Count how many lines hold the word "уезжал" and give that number as the whole answer.
** Start **
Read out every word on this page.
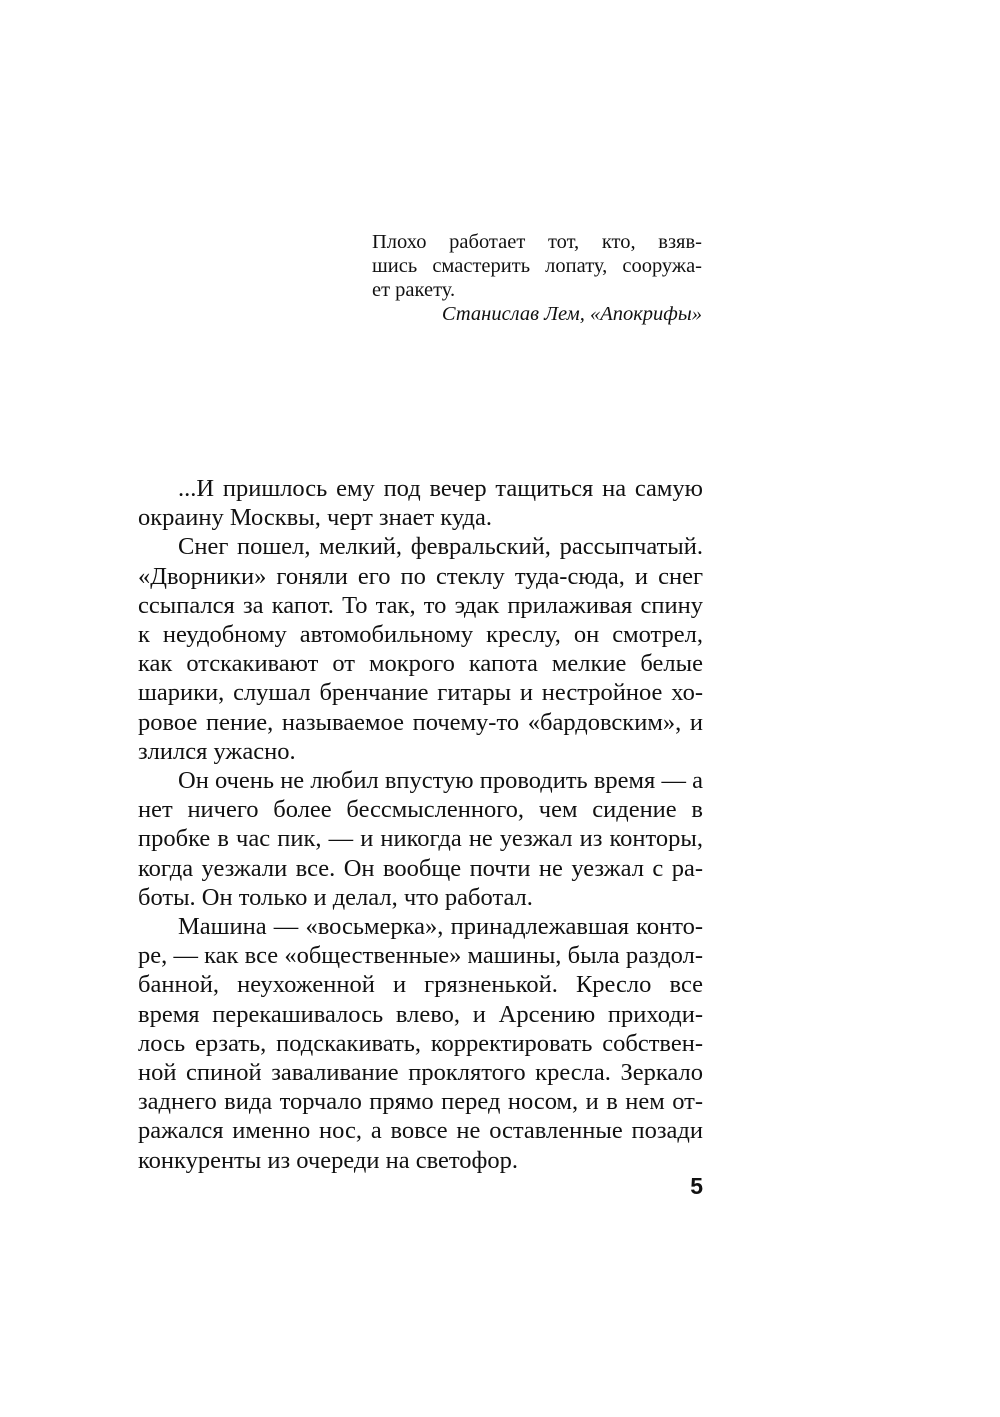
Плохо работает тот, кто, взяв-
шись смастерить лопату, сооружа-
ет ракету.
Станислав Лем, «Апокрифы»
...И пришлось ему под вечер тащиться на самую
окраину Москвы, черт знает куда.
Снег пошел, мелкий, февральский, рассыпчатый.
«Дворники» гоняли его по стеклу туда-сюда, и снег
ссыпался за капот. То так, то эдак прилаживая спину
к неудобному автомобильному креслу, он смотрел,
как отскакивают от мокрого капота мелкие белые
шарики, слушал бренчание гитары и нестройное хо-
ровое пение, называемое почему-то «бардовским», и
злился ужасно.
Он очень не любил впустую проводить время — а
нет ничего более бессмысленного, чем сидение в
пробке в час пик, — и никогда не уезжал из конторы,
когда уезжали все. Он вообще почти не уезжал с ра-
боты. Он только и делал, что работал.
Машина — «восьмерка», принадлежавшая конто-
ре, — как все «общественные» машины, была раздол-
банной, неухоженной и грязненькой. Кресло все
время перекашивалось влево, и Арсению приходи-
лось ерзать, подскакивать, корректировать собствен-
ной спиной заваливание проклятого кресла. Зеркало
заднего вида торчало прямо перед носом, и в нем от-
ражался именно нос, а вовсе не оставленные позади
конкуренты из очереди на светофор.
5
** End **
▸ **RESULT OF THIS EXERCISE**: 2